_Goal_.
Search the records for "公狗剧场". Copy every line where it appears.

_Exercise material_.

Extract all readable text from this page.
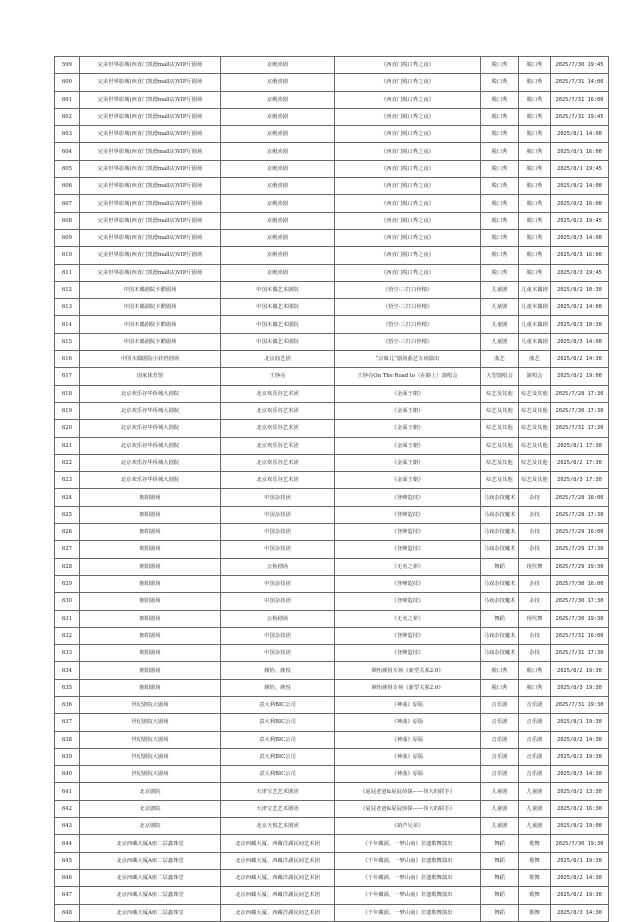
599	完美世界影城(西直门凯德mall店)VIP厅剧场	京殿喜剧	《西直门脱口秀之夜》	脱口秀	脱口秀	2025/7/30 19:45
600	完美世界影城(西直门凯德mall店)VIP厅剧场	京殿喜剧	《西直门脱口秀之夜》	脱口秀	脱口秀	2025/7/31 14:00
601	完美世界影城(西直门凯德mall店)VIP厅剧场	京殿喜剧	《西直门脱口秀之夜》	脱口秀	脱口秀	2025/7/31 16:00
602	完美世界影城(西直门凯德mall店)VIP厅剧场	京殿喜剧	《西直门脱口秀之夜》	脱口秀	脱口秀	2025/7/31 19:45
603	完美世界影城(西直门凯德mall店)VIP厅剧场	京殿喜剧	《西直门脱口秀之夜》	脱口秀	脱口秀	2025/8/1 14:00
604	完美世界影城(西直门凯德mall店)VIP厅剧场	京殿喜剧	《西直门脱口秀之夜》	脱口秀	脱口秀	2025/8/1 16:00
605	完美世界影城(西直门凯德mall店)VIP厅剧场	京殿喜剧	《西直门脱口秀之夜》	脱口秀	脱口秀	2025/8/1 19:45
606	完美世界影城(西直门凯德mall店)VIP厅剧场	京殿喜剧	《西直门脱口秀之夜》	脱口秀	脱口秀	2025/8/2 14:00
607	完美世界影城(西直门凯德mall店)VIP厅剧场	京殿喜剧	《西直门脱口秀之夜》	脱口秀	脱口秀	2025/8/2 16:00
608	完美世界影城(西直门凯德mall店)VIP厅剧场	京殿喜剧	《西直门脱口秀之夜》	脱口秀	脱口秀	2025/8/2 19:45
609	完美世界影城(西直门凯德mall店)VIP厅剧场	京殿喜剧	《西直门脱口秀之夜》	脱口秀	脱口秀	2025/8/3 14:00
610	完美世界影城(西直门凯德mall店)VIP厅剧场	京殿喜剧	《西直门脱口秀之夜》	脱口秀	脱口秀	2025/8/3 16:00
611	完美世界影城(西直门凯德mall店)VIP厅剧场	京殿喜剧	《西直门脱口秀之夜》	脱口秀	脱口秀	2025/8/3 19:45
612	中国木偶剧院卡酷剧场	中国木偶艺术剧院	《悟空·三打白骨精》	儿童剧	儿童木偶剧	2025/8/2 10:30
613	中国木偶剧院卡酷剧场	中国木偶艺术剧院	《悟空·三打白骨精》	儿童剧	儿童木偶剧	2025/8/2 14:00
614	中国木偶剧院卡酷剧场	中国木偶艺术剧院	《悟空·三打白骨精》	儿童剧	儿童木偶剧	2025/8/3 10:30
615	中国木偶剧院卡酷剧场	中国木偶艺术剧院	《悟空·三打白骨精》	儿童剧	儿童木偶剧	2025/8/3 14:00
616	中国木偶剧院小铃铛剧场	北京曲艺团	“京味儿”剧场曲艺专场演出	曲艺	曲艺	2025/8/2 14:30
617	国家体育馆	王铮亮	王铮亮On The Road to（在路上）演唱会	大型演唱会	演唱会	2025/8/2 19:00
618	北京欢乐谷华侨城大剧院	北京欢乐谷艺术团	《金面王朝》	综艺及其他	综艺及其他	2025/7/28 17:30
619	北京欢乐谷华侨城大剧院	北京欢乐谷艺术团	《金面王朝》	综艺及其他	综艺及其他	2025/7/30 17:30
620	北京欢乐谷华侨城大剧院	北京欢乐谷艺术团	《金面王朝》	综艺及其他	综艺及其他	2025/7/31 17:30
621	北京欢乐谷华侨城大剧院	北京欢乐谷艺术团	《金面王朝》	综艺及其他	综艺及其他	2025/8/1 17:30
622	北京欢乐谷华侨城大剧院	北京欢乐谷艺术团	《金面王朝》	综艺及其他	综艺及其他	2025/8/2 17:30
623	北京欢乐谷华侨城大剧院	北京欢乐谷艺术团	《金面王朝》	综艺及其他	综艺及其他	2025/8/3 17:30
624	朝阳剧场	中国杂技团	《登峰造技》	马戏杂技魔术	杂技	2025/7/28 16:00
625	朝阳剧场	中国杂技团	《登峰造技》	马戏杂技魔术	杂技	2025/7/28 17:30
626	朝阳剧场	中国杂技团	《登峰造技》	马戏杂技魔术	杂技	2025/7/29 16:00
627	朝阳剧场	中国杂技团	《登峰造技》	马戏杂技魔术	杂技	2025/7/29 17:30
628	朝阳剧场	公狗剧场	《无名之辈》	舞蹈	现代舞	2025/7/29 19:30
629	朝阳剧场	中国杂技团	《登峰造技》	马戏杂技魔术	杂技	2025/7/30 16:00
630	朝阳剧场	中国杂技团	《登峰造技》	马戏杂技魔术	杂技	2025/7/30 17:30
631	朝阳剧场	公狗剧场	《无名之辈》	舞蹈	现代舞	2025/7/30 19:30
632	朝阳剧场	中国杂技团	《登峰造技》	马戏杂技魔术	杂技	2025/7/31 16:00
633	朝阳剧场	中国杂技团	《登峰造技》	马戏杂技魔术	杂技	2025/7/31 17:30
634	朝阳剧场	颜怡、颜悦	颜怡颜悦专场《新型关系2.0》	脱口秀	脱口秀	2025/8/2 19:30
635	朝阳剧场	颜怡、颜悦	颜怡颜悦专场《新型关系2.0》	脱口秀	脱口秀	2025/8/3 19:30
636	世纪剧院大剧场	意大利BIC公司	《神曲》原版	音乐剧	音乐剧	2025/7/31 19:30
637	世纪剧院大剧场	意大利BIC公司	《神曲》原版	音乐剧	音乐剧	2025/8/1 19:30
638	世纪剧院大剧场	意大利BIC公司	《神曲》原版	音乐剧	音乐剧	2025/8/2 14:30
639	世纪剧院大剧场	意大利BIC公司	《神曲》原版	音乐剧	音乐剧	2025/8/2 19:30
640	世纪剧院大剧场	意大利BIC公司	《神曲》原版	音乐剧	音乐剧	2025/8/3 14:30
641	北京剧院	天津宝艺艺术剧团	《屁屁老爸&屁屁侦探——伟大的联手》	儿童剧	儿童剧	2025/8/2 13:30
642	北京剧院	天津宝艺艺术剧团	《屁屁老爸&屁屁侦探——伟大的联手》	儿童剧	儿童剧	2025/8/2 16:30
643	北京剧院	北京天悦艺术剧团	《葫芦兄弟》	儿童剧	儿童剧	2025/8/2 19:00
644	北京西藏大厦A座二层鑫珠堂	北京西藏大厦、西藏洋湖民间艺术团	《千年藏源，一梦山南》非遗歌舞演出	舞蹈	歌舞	2025/7/30 19:30
645	北京西藏大厦A座二层鑫珠堂	北京西藏大厦、西藏洋湖民间艺术团	《千年藏源，一梦山南》非遗歌舞演出	舞蹈	歌舞	2025/8/1 19:30
646	北京西藏大厦A座二层鑫珠堂	北京西藏大厦、西藏洋湖民间艺术团	《千年藏源，一梦山南》非遗歌舞演出	舞蹈	歌舞	2025/8/2 14:30
647	北京西藏大厦A座二层鑫珠堂	北京西藏大厦、西藏洋湖民间艺术团	《千年藏源，一梦山南》非遗歌舞演出	舞蹈	歌舞	2025/8/2 19:30
648	北京西藏大厦A座二层鑫珠堂	北京西藏大厦、西藏洋湖民间艺术团	《千年藏源，一梦山南》非遗歌舞演出	舞蹈	歌舞	2025/8/3 14:30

_Exercise result_.
628	朝阳剧场	公狗剧场	《无名之辈》	舞蹈	现代舞	2025/7/29 19:30
631	朝阳剧场	公狗剧场	《无名之辈》	舞蹈	现代舞	2025/7/30 19:30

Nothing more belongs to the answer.